SUPPLIED TEXT >>

********************

It's obvious, but is it visible?

Everytime a US politician speaks of the "Dangers of nuclear proliferation", some country like South Korea, Iran or China is mentioned. But the US is the only country that has ever used nuclear weapons. Its publicly available strategy documents point to the federal government's nuclear array as a key component to "promoting US interests around the globe". So, obviously the US is the most dangerous nuclear power, and always has been. Nuclear proliferation mostly endangers one of the major power strategies of the US.

Obvious ... but visible? How would you figure this out when hundreds of times a day, news organizations speak of "rogue nuclear states"? How dare those rogues threaten the monopoly of nuclear death held by the Federal government.

Again, how can we figure this out from text?

I was reading the John Perkins book "confession of an economic hit man", when he wrote of the death of Ecuadoran populist president Jaime Roldos, in 1981. Roldos had stood against profit by US-run oil companies in his country, and the political battle had become critically heated. Then his helicopter crashed, under circumstances so obvious that headlines around the world declared that he'd been "eliminated" by the US. But, inside the US, the press merely reported Reagan's condolences to Ecuador. Reagan's team clearly was responsible for Roldos' death, something that is much clearer 25 years later ...

How can a computer figure this out? First, it would need the text of all of the world's newspapers, going back as far as possible. It's pretty clear that we could pinpoint differences between stories which the world found important, and which the US press did not. This is a generally useful analysis -- the press will cover a story about, say, a newspaper strike, which is not visible in the newspaper itself. Or a corporate magazine might not mention a major scandal which the whole world is aware of. There must be a certain structure to these kinds of blindspots. That structure has not yet been investigated. The analytic tools have not begun to be developed for this kind of work.

Tuesday, February 01, 2005

How can a computer uncover physical reality?

The election in Iraq is spun, by the US government, as a victory for the invaders and occupiers of the country. Reality is somewhat different. The leaders of the Iraqi majority, and the Shia & Kurd masses of Iraq, voted as an act of non-violent resistance, so they could get rid of the invaders through international pressure. This is so obvious, and has been mentioned obliquely in almost all US news reports of any length. But somehow, it doesn't stick, and the US government spins around it.

********************

STUDY MATERIAL >>
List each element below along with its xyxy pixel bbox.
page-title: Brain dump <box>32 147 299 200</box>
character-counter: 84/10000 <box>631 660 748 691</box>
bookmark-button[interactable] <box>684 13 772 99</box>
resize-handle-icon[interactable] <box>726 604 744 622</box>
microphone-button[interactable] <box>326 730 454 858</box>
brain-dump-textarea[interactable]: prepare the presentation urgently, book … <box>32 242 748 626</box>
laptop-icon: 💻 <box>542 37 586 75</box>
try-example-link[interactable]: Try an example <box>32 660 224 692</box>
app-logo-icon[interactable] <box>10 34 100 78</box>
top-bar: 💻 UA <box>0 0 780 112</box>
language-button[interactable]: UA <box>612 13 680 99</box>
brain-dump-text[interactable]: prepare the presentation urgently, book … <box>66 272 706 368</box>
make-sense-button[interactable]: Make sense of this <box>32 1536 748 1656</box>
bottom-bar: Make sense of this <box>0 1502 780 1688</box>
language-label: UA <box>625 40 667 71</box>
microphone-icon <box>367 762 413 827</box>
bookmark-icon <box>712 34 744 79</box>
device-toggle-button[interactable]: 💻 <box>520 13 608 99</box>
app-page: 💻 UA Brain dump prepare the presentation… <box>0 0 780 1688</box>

********************

YOUR TASK >>
Pick up the text on news blindspots right after its last sentence and keep it going. The entries have nothing to do with any of this.

RESULT OF THE EXERCISE >>
This is very reminiscent of voting in the US, where publicists and pundits debate endlessly the 'meaning' of a vote. Polls actually show the results quite well, but the obvious answers are ignored.

Take the endless referenda on sales tax in Oregon. This is always forwarded by a State congressional body that does not spend money according to people's priorities. And so the State congress wants more money. And people refuse the sales tax. And then the pundits ask "what do people mean?" The answer is in the polls, if anyone bothered to pay attention: people are saying "you don't spend the money well". Then the State congress sets it up as a threat: "give us sales tax revenue, or we'll cut money for schools." People see through this threat, stick to their principles, and still refuse the sales tax. State leadership gets in front of the press and says something like "people obviously don't want to pay for their kids' education".

The only way to fix this bad habit of government, in the US, in Iraq, or anywhere else, is to make institutions directly run by the people. Then they'll know what's going on, everyone will, because only through knowledge can a participatory system work.

In the original democracy, the greek city-state, citizens were elected to council by random selection, a process called sortition. In this way, so went the theory, the citizenry would need to become educated. Of course, more than likely they were just manipulated by the ruling class and their city staff. But the notion of empowerment as a means of full education, something the greeks called paideia, is one that needs to be rigorously pursued. And the internet can help.